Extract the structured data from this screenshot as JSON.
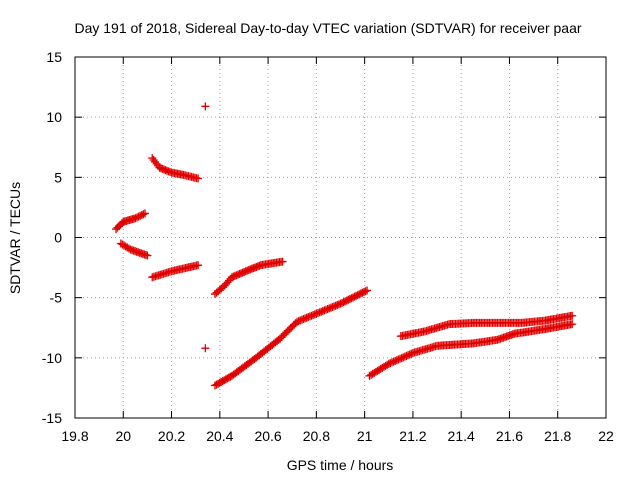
{
  "chart_data": {
    "type": "scatter",
    "title": "Day 191 of 2018, Sidereal Day-to-day VTEC variation (SDTVAR) for receiver paar",
    "xlabel": "GPS time / hours",
    "ylabel": "SDTVAR / TECUs",
    "xlim": [
      19.8,
      22
    ],
    "ylim": [
      -15,
      15
    ],
    "xticks": [
      19.8,
      20,
      20.2,
      20.4,
      20.6,
      20.8,
      21,
      21.2,
      21.4,
      21.6,
      21.8,
      22
    ],
    "xtick_labels": [
      "19.8",
      "20",
      "20.2",
      "20.4",
      "20.6",
      "20.8",
      "21",
      "21.2",
      "21.4",
      "21.6",
      "21.8",
      "22"
    ],
    "yticks": [
      -15,
      -10,
      -5,
      0,
      5,
      10,
      15
    ],
    "ytick_labels": [
      "-15",
      "-10",
      "-5",
      "0",
      "5",
      "10",
      "15"
    ],
    "grid": true,
    "marker": "+",
    "color": "#e00000",
    "series": [
      {
        "name": "arc-a-upper",
        "segments": [
          [
            [
              19.97,
              0.7
            ],
            [
              20.0,
              1.3
            ],
            [
              20.05,
              1.6
            ],
            [
              20.09,
              2.0
            ]
          ]
        ]
      },
      {
        "name": "arc-a-lower",
        "segments": [
          [
            [
              19.99,
              -0.5
            ],
            [
              20.03,
              -1.0
            ],
            [
              20.1,
              -1.5
            ]
          ]
        ]
      },
      {
        "name": "arc-b-upper",
        "segments": [
          [
            [
              20.12,
              6.6
            ],
            [
              20.15,
              5.8
            ],
            [
              20.2,
              5.4
            ],
            [
              20.25,
              5.2
            ],
            [
              20.31,
              4.9
            ]
          ]
        ]
      },
      {
        "name": "arc-b-lower",
        "segments": [
          [
            [
              20.12,
              -3.3
            ],
            [
              20.2,
              -2.8
            ],
            [
              20.31,
              -2.3
            ]
          ]
        ]
      },
      {
        "name": "arc-c-upper",
        "segments": [
          [
            [
              20.38,
              -4.7
            ],
            [
              20.42,
              -4.0
            ],
            [
              20.45,
              -3.3
            ],
            [
              20.52,
              -2.7
            ],
            [
              20.57,
              -2.3
            ],
            [
              20.66,
              -2.0
            ]
          ]
        ]
      },
      {
        "name": "arc-c-lower",
        "segments": [
          [
            [
              20.38,
              -12.3
            ],
            [
              20.45,
              -11.5
            ],
            [
              20.55,
              -10.0
            ],
            [
              20.65,
              -8.4
            ],
            [
              20.72,
              -7.0
            ],
            [
              20.78,
              -6.5
            ],
            [
              20.9,
              -5.5
            ],
            [
              21.01,
              -4.4
            ]
          ]
        ]
      },
      {
        "name": "arc-d-upper",
        "segments": [
          [
            [
              21.15,
              -8.2
            ],
            [
              21.25,
              -7.8
            ],
            [
              21.35,
              -7.2
            ],
            [
              21.45,
              -7.1
            ],
            [
              21.55,
              -7.1
            ],
            [
              21.65,
              -7.1
            ],
            [
              21.75,
              -6.9
            ],
            [
              21.86,
              -6.5
            ]
          ]
        ]
      },
      {
        "name": "arc-d-lower",
        "segments": [
          [
            [
              21.02,
              -11.5
            ],
            [
              21.1,
              -10.5
            ],
            [
              21.2,
              -9.6
            ],
            [
              21.3,
              -9.0
            ],
            [
              21.45,
              -8.8
            ],
            [
              21.55,
              -8.5
            ],
            [
              21.62,
              -8.0
            ],
            [
              21.75,
              -7.6
            ],
            [
              21.86,
              -7.2
            ]
          ]
        ]
      }
    ],
    "outliers": [
      [
        20.34,
        10.9
      ],
      [
        20.34,
        -9.2
      ]
    ]
  }
}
=-=-=
YOUR TASK: Check every line of the data above for the string "name", and copy those that have it.

ANSWER FOR THIS EXERCISE:
        "name": "arc-a-upper",
        "name": "arc-a-lower",
        "name": "arc-b-upper",
        "name": "arc-b-lower",
        "name": "arc-c-upper",
        "name": "arc-c-lower",
        "name": "arc-d-upper",
        "name": "arc-d-lower",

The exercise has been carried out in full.